**What you are asked to do**
Copy every one of the following rows verbatim, omitting the pictures.

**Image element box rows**
- - -
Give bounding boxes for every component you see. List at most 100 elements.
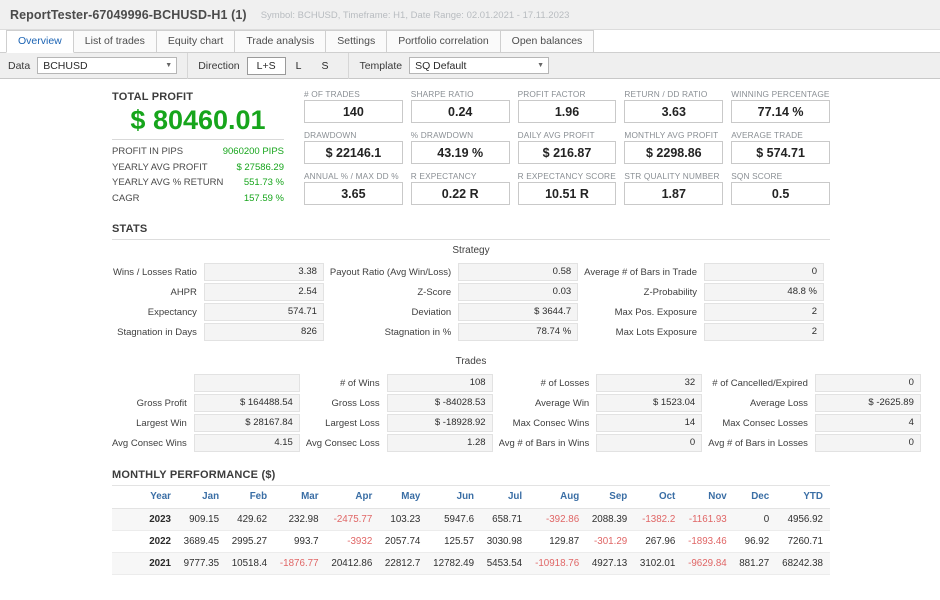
kpi-card: R EXPECTANCY SCORE 10.51 R [517,171,617,208]
column-header[interactable]: Nov [682,485,734,509]
kpi-label: AVERAGE TRADE [731,130,803,140]
tab-trade-analysis[interactable]: Trade analysis [234,30,327,52]
data-label: Data [8,59,31,72]
row-year: 2023 [112,508,178,531]
stat-cell: Max Pos. Exposure 2 [584,302,830,322]
column-header[interactable]: Feb [226,485,275,509]
month-value: -1893.46 [682,530,734,553]
kpi-value: 10.51 R [517,182,617,205]
stat-cell: Gross Loss $ -84028.53 [306,393,499,413]
table-row[interactable]: 2022 3689.45 2995.27 993.7 -3932 2057.74 125.5… [112,530,830,553]
stats-section-title: STATS [112,223,148,235]
kpi-label: DAILY AVG PROFIT [517,130,595,140]
stat-cell: Largest Loss $ -18928.92 [306,413,499,433]
stat-label: Average # of Bars in Trade [584,266,697,278]
profit-detail-value: 9060200 PIPS [222,146,284,157]
column-header[interactable]: Aug [529,485,587,509]
month-value: 125.57 [427,530,482,553]
tab-list-of-trades[interactable]: List of trades [72,30,157,52]
profit-detail-label: PROFIT IN PIPS [112,146,184,157]
month-value: 909.15 [178,508,227,531]
stat-cell: # of Losses 32 [499,373,709,393]
column-header[interactable]: Year [112,485,178,509]
kpi-card: DRAWDOWN $ 22146.1 [304,130,403,167]
kpi-card: RETURN / DD RATIO 3.63 [624,89,724,126]
stat-cell: Avg # of Bars in Wins 0 [499,433,709,453]
table-row[interactable]: 2021 9777.35 10518.4 -1876.77 20412.86 22812.… [112,552,830,575]
stat-value: $ 164488.54 [193,394,300,412]
column-header[interactable]: May [379,485,428,509]
profit-detail-label: CAGR [112,192,140,204]
column-header[interactable]: Jun [427,485,482,509]
tab-equity-chart[interactable]: Equity chart [155,30,236,52]
month-value: -392.86 [529,508,587,531]
column-header[interactable]: Sep [586,485,635,509]
profit-detail-value: $ 27586.29 [236,161,284,173]
direction-option-lpluss[interactable]: L+S [246,56,286,75]
column-header[interactable]: Apr [325,485,380,509]
kpi-label: RETURN / DD RATIO [624,89,708,99]
stat-value: 108 [386,374,493,392]
stat-value: 826 [203,323,324,341]
toolbar-group-template: Template SQ Default ▼ [359,53,559,79]
toolbar-group-direction: Direction L+S L S [198,52,350,79]
stat-cell: Avg Consec Loss 1.28 [306,433,499,453]
stat-value [193,374,300,392]
kpi-label: MONTHLY AVG PROFIT [624,130,719,140]
month-value: 4927.13 [586,552,635,575]
month-value: 881.27 [733,552,777,575]
template-select[interactable]: SQ Default ▼ [409,57,550,74]
column-header[interactable]: Oct [634,485,683,509]
profit-detail-row: YEARLY AVG PROFIT $ 27586.29 [112,160,284,176]
stat-cell: Average Win $ 1523.04 [499,393,709,413]
direction-option-l[interactable]: L [286,57,312,75]
template-select-value: SQ Default [415,59,467,72]
stat-label: # of Losses [540,377,590,389]
stat-cell: Gross Profit $ 164488.54 [112,393,306,413]
stat-cell: Max Consec Wins 14 [499,413,709,433]
kpi-card: DAILY AVG PROFIT $ 216.87 [517,130,617,167]
profit-detail-value: 157.59 % [243,192,284,204]
stat-cell: Wins / Losses Ratio 3.38 [112,262,330,282]
stat-value: 0 [814,434,921,452]
direction-option-s[interactable]: S [311,57,338,75]
monthly-performance-title: MONTHLY PERFORMANCE ($) [112,469,276,481]
stat-value: 4.15 [193,434,300,452]
stat-cell: Average # of Bars in Trade 0 [584,262,830,282]
kpi-card: PROFIT FACTOR 1.96 [517,89,617,126]
tab-settings[interactable]: Settings [325,30,388,52]
kpi-label: # OF TRADES [304,89,360,99]
kpi-card: WINNING PERCENTAGE 77.14 % [731,89,830,126]
window-title: ReportTester-67049996-BCHUSD-H1 (1) [10,7,247,22]
row-year: 2022 [112,530,178,553]
tab-open-balances[interactable]: Open balances [499,30,595,52]
stat-value: $ 1523.04 [596,394,703,412]
stat-label: Z-Probability [643,286,697,298]
kpi-card: # OF TRADES 140 [304,89,403,126]
profit-detail-label: YEARLY AVG % RETURN [112,177,224,188]
tab-portfolio-correlation[interactable]: Portfolio correlation [386,30,501,52]
month-value: -1876.77 [274,552,326,575]
stat-value: 0.58 [458,263,579,281]
stat-cell: Stagnation in % 78.74 % [330,322,584,342]
column-header[interactable]: Jan [178,485,227,509]
data-select[interactable]: BCHUSD ▼ [37,57,178,74]
column-header[interactable]: Mar [274,485,326,509]
stat-value: 2 [704,303,824,321]
tab-overview[interactable]: Overview [6,30,74,53]
chevron-down-icon: ▼ [537,62,545,69]
kpi-value: $ 574.71 [731,141,830,164]
stat-value: 0 [814,374,921,392]
stat-label: Max Consec Wins [512,417,590,429]
column-header[interactable]: Dec [733,485,777,509]
kpi-value: 77.14 % [731,100,830,123]
column-header[interactable]: YTD [776,485,830,509]
table-row[interactable]: 2023 909.15 429.62 232.98 -2475.77 103.23 5947… [112,508,830,531]
kpi-value: 43.19 % [410,141,510,164]
kpi-value: 0.22 R [410,182,510,205]
stat-label: Avg Consec Wins [112,437,187,449]
month-value: 232.98 [274,508,326,531]
stats-divider [112,239,830,240]
stat-label: Largest Win [136,417,187,429]
column-header[interactable]: Jul [481,485,530,509]
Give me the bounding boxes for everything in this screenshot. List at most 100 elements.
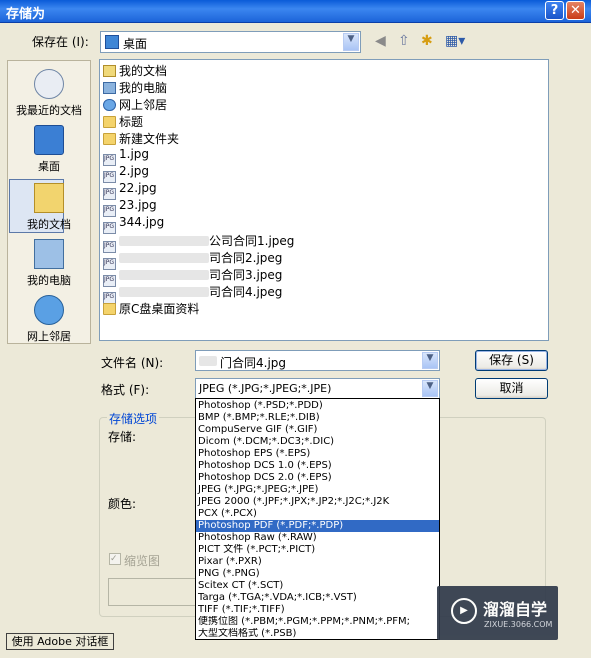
- - -
**Result for this task**
Give bounding boxes for every component you see. List at most 100 elements.
kpi-card: R EXPECTANCY SCORE 10.51 R [517,171,617,208]
column-header[interactable]: Nov [682,485,734,509]
kpi-label: AVERAGE TRADE [731,130,803,140]
tab-trade-analysis[interactable]: Trade analysis [234,30,327,52]
data-label: Data [8,59,31,72]
row-year: 2023 [112,508,178,531]
stat-cell: Max Pos. Exposure 2 [584,302,830,322]
column-header[interactable]: Feb [226,485,275,509]
month-value: -1893.46 [682,530,734,553]
kpi-value: 10.51 R [517,182,617,205]
stat-cell: Gross Loss $ -84028.53 [306,393,499,413]
table-row[interactable]: 2022 3689.45 2995.27 993.7 -3932 2057.74 125.5… [112,530,830,553]
stats-section-title: STATS [112,223,148,235]
kpi-label: DAILY AVG PROFIT [517,130,595,140]
stat-cell: Largest Loss $ -18928.92 [306,413,499,433]
stat-label: Average # of Bars in Trade [584,266,697,278]
profit-detail-value: 9060200 PIPS [222,146,284,157]
column-header[interactable]: Aug [529,485,587,509]
month-value: 125.57 [427,530,482,553]
tab-list-of-trades[interactable]: List of trades [72,30,157,52]
profit-detail-label: PROFIT IN PIPS [112,146,184,157]
month-value: 909.15 [178,508,227,531]
stat-cell: # of Losses 32 [499,373,709,393]
column-header[interactable]: Year [112,485,178,509]
kpi-card: DRAWDOWN $ 22146.1 [304,130,403,167]
kpi-card: RETURN / DD RATIO 3.63 [624,89,724,126]
stat-cell: Avg # of Bars in Wins 0 [499,433,709,453]
table-row[interactable]: 2021 9777.35 10518.4 -1876.77 20412.86 22812.… [112,552,830,575]
stat-value: $ 164488.54 [193,394,300,412]
column-header[interactable]: May [379,485,428,509]
profit-detail-label: CAGR [112,192,140,204]
column-header[interactable]: Jun [427,485,482,509]
tab-equity-chart[interactable]: Equity chart [155,30,236,52]
month-value: -392.86 [529,508,587,531]
column-header[interactable]: Sep [586,485,635,509]
profit-detail-value: $ 27586.29 [236,161,284,173]
direction-option-lpluss[interactable]: L+S [246,56,286,75]
column-header[interactable]: Apr [325,485,380,509]
kpi-label: RETURN / DD RATIO [624,89,708,99]
stat-value: 108 [386,374,493,392]
stat-value: 826 [203,323,324,341]
toolbar-group-template: Template SQ Default ▼ [359,53,559,79]
toolbar-group-direction: Direction L+S L S [198,52,350,79]
stat-cell: Avg Consec Loss 1.28 [306,433,499,453]
stat-value [193,374,300,392]
kpi-label: MONTHLY AVG PROFIT [624,130,719,140]
month-value: 4927.13 [586,552,635,575]
month-value: 881.27 [733,552,777,575]
template-select[interactable]: SQ Default ▼ [409,57,550,74]
column-header[interactable]: Oct [634,485,683,509]
profit-detail-row: YEARLY AVG PROFIT $ 27586.29 [112,160,284,176]
stat-cell: Average Win $ 1523.04 [499,393,709,413]
direction-option-l[interactable]: L [286,57,312,75]
template-select-value: SQ Default [415,59,467,72]
stat-label: # of Losses [540,377,590,389]
stat-cell: Gross Profit $ 164488.54 [112,393,306,413]
stat-cell: Max Consec Wins 14 [499,413,709,433]
kpi-card: DAILY AVG PROFIT $ 216.87 [517,130,617,167]
profit-detail-value: 157.59 % [243,192,284,204]
stat-cell: Wins / Losses Ratio 3.38 [112,262,330,282]
stat-value: 0 [814,434,921,452]
direction-option-s[interactable]: S [311,57,338,75]
monthly-performance-title: MONTHLY PERFORMANCE ($) [112,469,276,481]
stat-value: 4.15 [193,434,300,452]
stat-cell: Average # of Bars in Trade 0 [584,262,830,282]
kpi-card: PROFIT FACTOR 1.96 [517,89,617,126]
tab-settings[interactable]: Settings [325,30,388,52]
kpi-label: # OF TRADES [304,89,360,99]
kpi-card: WINNING PERCENTAGE 77.14 % [731,89,830,126]
window-title: ReportTester-67049996-BCHUSD-H1 (1) [10,7,247,22]
row-year: 2022 [112,530,178,553]
tab-open-balances[interactable]: Open balances [499,30,595,52]
stat-value: $ 1523.04 [596,394,703,412]
stat-label: Z-Probability [643,286,697,298]
kpi-card: # OF TRADES 140 [304,89,403,126]
profit-detail-label: YEARLY AVG % RETURN [112,177,224,188]
tab-portfolio-correlation[interactable]: Portfolio correlation [386,30,501,52]
month-value: -1876.77 [274,552,326,575]
stat-value: 0.58 [458,263,579,281]
stat-cell: Stagnation in % 78.74 % [330,322,584,342]
column-header[interactable]: Jan [178,485,227,509]
data-select[interactable]: BCHUSD ▼ [37,57,178,74]
column-header[interactable]: Mar [274,485,326,509]
stat-value: 2 [704,303,824,321]
tab-overview[interactable]: Overview [6,30,74,53]
chevron-down-icon: ▼ [537,62,545,69]
kpi-value: $ 574.71 [731,141,830,164]
stat-value: 0 [814,374,921,392]
stat-label: Max Consec Wins [512,417,590,429]
column-header[interactable]: Dec [733,485,777,509]
kpi-value: 77.14 % [731,100,830,123]
column-header[interactable]: YTD [776,485,830,509]
table-row[interactable]: 2023 909.15 429.62 232.98 -2475.77 103.23 5947… [112,508,830,531]
kpi-value: 43.19 % [410,141,510,164]
kpi-value: 0.22 R [410,182,510,205]
stat-label: Avg Consec Wins [112,437,187,449]
month-value: 232.98 [274,508,326,531]
stats-divider [112,239,830,240]
stat-label: Largest Win [136,417,187,429]
column-header[interactable]: Jul [481,485,530,509]
Give me the bounding boxes for everything in this screenshot. List at most 100 elements.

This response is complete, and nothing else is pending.